> **YOUR INSTRUCTIONS**: A faithful copy of the entries, without any pictures, is what is needed here.

> **EXERCISE INPUT**:

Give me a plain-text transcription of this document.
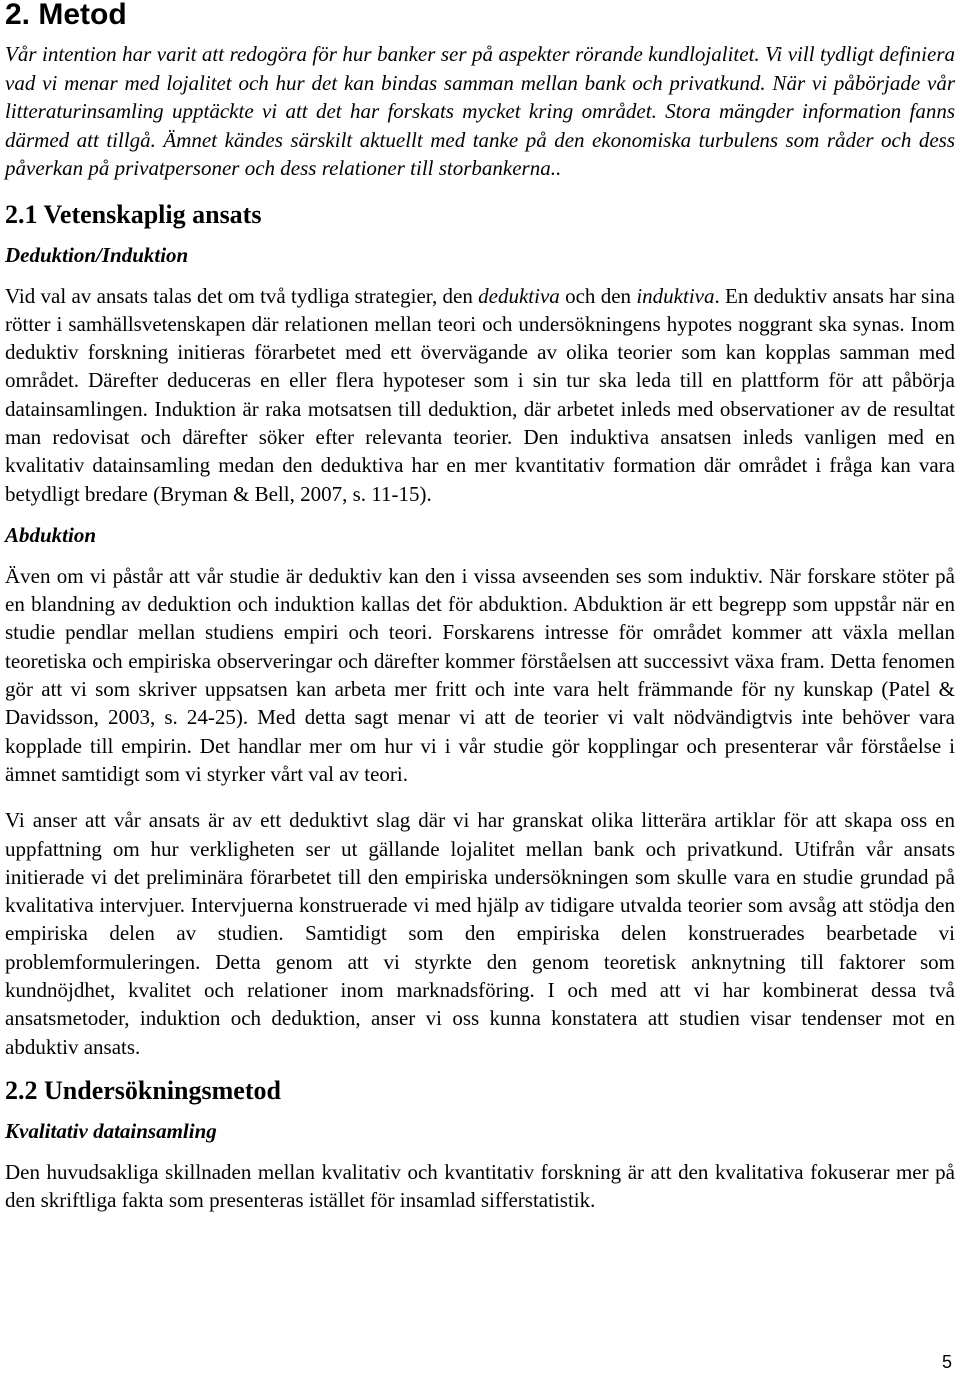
2. Metod

Vår intention har varit att redogöra för hur banker ser på aspekter rörande kundlojalitet. Vi vill tydligt definiera vad vi menar med lojalitet och hur det kan bindas samman mellan bank och privatkund. När vi påbörjade vår litteraturinsamling upptäckte vi att det har forskats mycket kring området. Stora mängder information fanns därmed att tillgå. Ämnet kändes särskilt aktuellt med tanke på den ekonomiska turbulens som råder och dess påverkan på privatpersoner och dess relationer till storbankerna..

2.1 Vetenskaplig ansats
Deduktion/Induktion

Vid val av ansats talas det om två tydliga strategier, den deduktiva och den induktiva. En deduktiv ansats har sina rötter i samhällsvetenskapen där relationen mellan teori och undersökningens hypotes noggrant ska synas. Inom deduktiv forskning initieras förarbetet med ett övervägande av olika teorier som kan kopplas samman med området. Därefter deduceras en eller flera hypoteser som i sin tur ska leda till en plattform för att påbörja datainsamlingen. Induktion är raka motsatsen till deduktion, där arbetet inleds med observationer av de resultat man redovisat och därefter söker efter relevanta teorier. Den induktiva ansatsen inleds vanligen med en kvalitativ datainsamling medan den deduktiva har en mer kvantitativ formation där området i fråga kan vara betydligt bredare (Bryman & Bell, 2007, s. 11-15).

Abduktion

Även om vi påstår att vår studie är deduktiv kan den i vissa avseenden ses som induktiv. När forskare stöter på en blandning av deduktion och induktion kallas det för abduktion. Abduktion är ett begrepp som uppstår när en studie pendlar mellan studiens empiri och teori. Forskarens intresse för området kommer att växla mellan teoretiska och empiriska observeringar och därefter kommer förståelsen att successivt växa fram. Detta fenomen gör att vi som skriver uppsatsen kan arbeta mer fritt och inte vara helt främmande för ny kunskap (Patel & Davidsson, 2003, s. 24-25). Med detta sagt menar vi att de teorier vi valt nödvändigtvis inte behöver vara kopplade till empirin. Det handlar mer om hur vi i vår studie gör kopplingar och presenterar vår förståelse i ämnet samtidigt som vi styrker vårt val av teori.

Vi anser att vår ansats är av ett deduktivt slag där vi har granskat olika litterära artiklar för att skapa oss en uppfattning om hur verkligheten ser ut gällande lojalitet mellan bank och privatkund. Utifrån vår ansats initierade vi det preliminära förarbetet till den empiriska undersökningen som skulle vara en studie grundad på kvalitativa intervjuer. Intervjuerna konstruerade vi med hjälp av tidigare utvalda teorier som avsåg att stödja den empiriska delen av studien. Samtidigt som den empiriska delen konstruerades bearbetade vi problemformuleringen. Detta genom att vi styrkte den genom teoretisk anknytning till faktorer som kundnöjdhet, kvalitet och relationer inom marknadsföring. I och med att vi har kombinerat dessa två ansatsmetoder, induktion och deduktion, anser vi oss kunna konstatera att studien visar tendenser mot en abduktiv ansats.

2.2 Undersökningsmetod
Kvalitativ datainsamling

Den huvudsakliga skillnaden mellan kvalitativ och kvantitativ forskning är att den kvalitativa fokuserar mer på den skriftliga fakta som presenteras istället för insamlad sifferstatistik.

5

> **SOLUTION TO THIS TASK**:
Give me a plain-text transcription of this document.
2. Metod

Vår intention har varit att redogöra för hur banker ser på aspekter rörande kundlojalitet. Vi vill tydligt definiera vad vi menar med lojalitet och hur det kan bindas samman mellan bank och privatkund. När vi påbörjade vår litteraturinsamling upptäckte vi att det har forskats mycket kring området. Stora mängder information fanns därmed att tillgå. Ämnet kändes särskilt aktuellt med tanke på den ekonomiska turbulens som råder och dess påverkan på privatpersoner och dess relationer till storbankerna..

2.1 Vetenskaplig ansats
Deduktion/Induktion

Vid val av ansats talas det om två tydliga strategier, den deduktiva och den induktiva. En deduktiv ansats har sina rötter i samhällsvetenskapen där relationen mellan teori och undersökningens hypotes noggrant ska synas. Inom deduktiv forskning initieras förarbetet med ett övervägande av olika teorier som kan kopplas samman med området. Därefter deduceras en eller flera hypoteser som i sin tur ska leda till en plattform för att påbörja datainsamlingen. Induktion är raka motsatsen till deduktion, där arbetet inleds med observationer av de resultat man redovisat och därefter söker efter relevanta teorier. Den induktiva ansatsen inleds vanligen med en kvalitativ datainsamling medan den deduktiva har en mer kvantitativ formation där området i fråga kan vara betydligt bredare (Bryman & Bell, 2007, s. 11-15).

Abduktion

Även om vi påstår att vår studie är deduktiv kan den i vissa avseenden ses som induktiv. När forskare stöter på en blandning av deduktion och induktion kallas det för abduktion. Abduktion är ett begrepp som uppstår när en studie pendlar mellan studiens empiri och teori. Forskarens intresse för området kommer att växla mellan teoretiska och empiriska observeringar och därefter kommer förståelsen att successivt växa fram. Detta fenomen gör att vi som skriver uppsatsen kan arbeta mer fritt och inte vara helt främmande för ny kunskap (Patel & Davidsson, 2003, s. 24-25). Med detta sagt menar vi att de teorier vi valt nödvändigtvis inte behöver vara kopplade till empirin. Det handlar mer om hur vi i vår studie gör kopplingar och presenterar vår förståelse i ämnet samtidigt som vi styrker vårt val av teori.

Vi anser att vår ansats är av ett deduktivt slag där vi har granskat olika litterära artiklar för att skapa oss en uppfattning om hur verkligheten ser ut gällande lojalitet mellan bank och privatkund. Utifrån vår ansats initierade vi det preliminära förarbetet till den empiriska undersökningen som skulle vara en studie grundad på kvalitativa intervjuer. Intervjuerna konstruerade vi med hjälp av tidigare utvalda teorier som avsåg att stödja den empiriska delen av studien. Samtidigt som den empiriska delen konstruerades bearbetade vi problemformuleringen. Detta genom att vi styrkte den genom teoretisk anknytning till faktorer som kundnöjdhet, kvalitet och relationer inom marknadsföring. I och med att vi har kombinerat dessa två ansatsmetoder, induktion och deduktion, anser vi oss kunna konstatera att studien visar tendenser mot en abduktiv ansats.

2.2 Undersökningsmetod
Kvalitativ datainsamling

Den huvudsakliga skillnaden mellan kvalitativ och kvantitativ forskning är att den kvalitativa fokuserar mer på den skriftliga fakta som presenteras istället för insamlad sifferstatistik.

5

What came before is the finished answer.